[Collection entries]
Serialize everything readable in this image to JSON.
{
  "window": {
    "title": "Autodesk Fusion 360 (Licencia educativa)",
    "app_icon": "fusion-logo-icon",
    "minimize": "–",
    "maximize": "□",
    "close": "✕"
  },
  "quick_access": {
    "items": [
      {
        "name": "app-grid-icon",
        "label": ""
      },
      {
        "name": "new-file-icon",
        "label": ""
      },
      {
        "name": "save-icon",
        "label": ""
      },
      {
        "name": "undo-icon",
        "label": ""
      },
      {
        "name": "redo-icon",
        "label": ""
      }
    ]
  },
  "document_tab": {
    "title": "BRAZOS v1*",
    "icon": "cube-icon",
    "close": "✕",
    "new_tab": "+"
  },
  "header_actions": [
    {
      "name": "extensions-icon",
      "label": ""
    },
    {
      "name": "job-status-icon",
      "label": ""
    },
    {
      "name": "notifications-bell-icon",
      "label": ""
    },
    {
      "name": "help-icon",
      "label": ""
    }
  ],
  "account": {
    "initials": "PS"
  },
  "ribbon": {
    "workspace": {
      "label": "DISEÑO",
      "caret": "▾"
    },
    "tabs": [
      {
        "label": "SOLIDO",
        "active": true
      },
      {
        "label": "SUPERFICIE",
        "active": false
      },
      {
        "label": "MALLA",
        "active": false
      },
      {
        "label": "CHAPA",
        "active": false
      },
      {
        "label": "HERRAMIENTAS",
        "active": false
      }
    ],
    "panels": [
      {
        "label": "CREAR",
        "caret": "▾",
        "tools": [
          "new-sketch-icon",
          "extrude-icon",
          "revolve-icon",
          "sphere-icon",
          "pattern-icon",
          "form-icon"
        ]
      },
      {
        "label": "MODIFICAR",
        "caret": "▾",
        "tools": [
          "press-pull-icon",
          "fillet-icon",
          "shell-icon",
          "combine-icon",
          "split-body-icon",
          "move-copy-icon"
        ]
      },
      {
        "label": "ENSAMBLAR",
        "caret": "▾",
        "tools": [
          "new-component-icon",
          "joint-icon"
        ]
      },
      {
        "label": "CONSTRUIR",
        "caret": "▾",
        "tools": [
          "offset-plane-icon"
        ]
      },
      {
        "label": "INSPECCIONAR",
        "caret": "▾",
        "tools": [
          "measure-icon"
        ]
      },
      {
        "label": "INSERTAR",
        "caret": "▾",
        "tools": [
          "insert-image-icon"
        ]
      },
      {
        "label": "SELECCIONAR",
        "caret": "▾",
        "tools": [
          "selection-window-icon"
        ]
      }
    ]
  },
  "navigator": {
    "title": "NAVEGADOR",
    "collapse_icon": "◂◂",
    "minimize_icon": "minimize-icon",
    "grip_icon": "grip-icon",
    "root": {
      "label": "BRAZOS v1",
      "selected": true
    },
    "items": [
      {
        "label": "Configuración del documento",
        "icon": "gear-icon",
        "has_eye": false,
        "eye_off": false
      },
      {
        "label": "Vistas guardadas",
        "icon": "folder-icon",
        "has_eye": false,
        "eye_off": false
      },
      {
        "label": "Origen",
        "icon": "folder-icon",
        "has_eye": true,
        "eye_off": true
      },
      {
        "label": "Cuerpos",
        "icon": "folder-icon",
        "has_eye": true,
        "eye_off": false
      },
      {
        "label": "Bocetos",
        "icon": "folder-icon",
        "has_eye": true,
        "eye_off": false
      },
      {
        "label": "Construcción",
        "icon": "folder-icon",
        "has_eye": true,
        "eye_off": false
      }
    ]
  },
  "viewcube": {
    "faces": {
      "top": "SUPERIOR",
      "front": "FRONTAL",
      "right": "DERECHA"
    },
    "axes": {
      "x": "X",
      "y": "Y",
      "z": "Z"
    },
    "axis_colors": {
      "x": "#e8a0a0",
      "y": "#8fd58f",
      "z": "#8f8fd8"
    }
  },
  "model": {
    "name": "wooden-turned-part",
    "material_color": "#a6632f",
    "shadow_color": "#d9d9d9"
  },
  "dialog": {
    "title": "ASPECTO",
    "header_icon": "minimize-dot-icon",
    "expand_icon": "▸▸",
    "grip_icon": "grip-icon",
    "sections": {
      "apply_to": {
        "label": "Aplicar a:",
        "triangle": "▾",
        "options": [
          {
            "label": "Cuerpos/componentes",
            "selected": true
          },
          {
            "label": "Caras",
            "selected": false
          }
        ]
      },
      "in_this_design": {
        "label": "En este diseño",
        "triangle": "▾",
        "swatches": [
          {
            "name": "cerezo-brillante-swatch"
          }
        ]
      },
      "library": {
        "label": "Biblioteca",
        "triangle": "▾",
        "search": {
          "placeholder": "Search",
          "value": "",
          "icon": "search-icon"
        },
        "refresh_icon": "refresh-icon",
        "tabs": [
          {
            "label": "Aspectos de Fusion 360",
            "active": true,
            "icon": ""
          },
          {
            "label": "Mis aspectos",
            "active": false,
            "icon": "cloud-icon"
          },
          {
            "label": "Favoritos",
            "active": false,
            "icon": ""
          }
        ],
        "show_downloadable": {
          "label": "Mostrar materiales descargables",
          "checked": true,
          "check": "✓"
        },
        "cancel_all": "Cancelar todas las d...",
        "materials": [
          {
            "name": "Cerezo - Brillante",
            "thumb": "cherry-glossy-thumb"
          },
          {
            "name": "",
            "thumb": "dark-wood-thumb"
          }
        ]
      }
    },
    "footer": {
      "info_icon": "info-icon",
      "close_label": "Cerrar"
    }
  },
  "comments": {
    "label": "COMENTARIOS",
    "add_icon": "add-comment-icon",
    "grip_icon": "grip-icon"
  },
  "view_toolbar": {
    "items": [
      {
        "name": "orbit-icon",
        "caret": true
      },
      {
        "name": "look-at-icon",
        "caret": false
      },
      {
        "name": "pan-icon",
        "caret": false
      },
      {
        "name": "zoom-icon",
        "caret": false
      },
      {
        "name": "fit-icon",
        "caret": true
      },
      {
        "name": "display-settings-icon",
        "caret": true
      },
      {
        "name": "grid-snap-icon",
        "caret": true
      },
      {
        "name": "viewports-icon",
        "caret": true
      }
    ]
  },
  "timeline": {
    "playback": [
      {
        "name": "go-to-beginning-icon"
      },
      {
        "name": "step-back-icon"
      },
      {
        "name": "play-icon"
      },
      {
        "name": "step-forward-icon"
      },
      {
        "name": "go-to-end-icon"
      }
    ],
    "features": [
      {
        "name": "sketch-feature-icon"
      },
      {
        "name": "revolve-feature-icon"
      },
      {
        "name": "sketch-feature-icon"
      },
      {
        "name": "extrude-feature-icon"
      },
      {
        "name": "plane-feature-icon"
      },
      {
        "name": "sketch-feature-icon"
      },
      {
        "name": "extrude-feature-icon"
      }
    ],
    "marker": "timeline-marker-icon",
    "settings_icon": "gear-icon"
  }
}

▶ [TASK GOAL]: Find every line that holds "step" and copy it.

▶ [SOLUTION TO THIS EXERCISE]:
        "name": "step-back-icon"
        "name": "step-forward-icon"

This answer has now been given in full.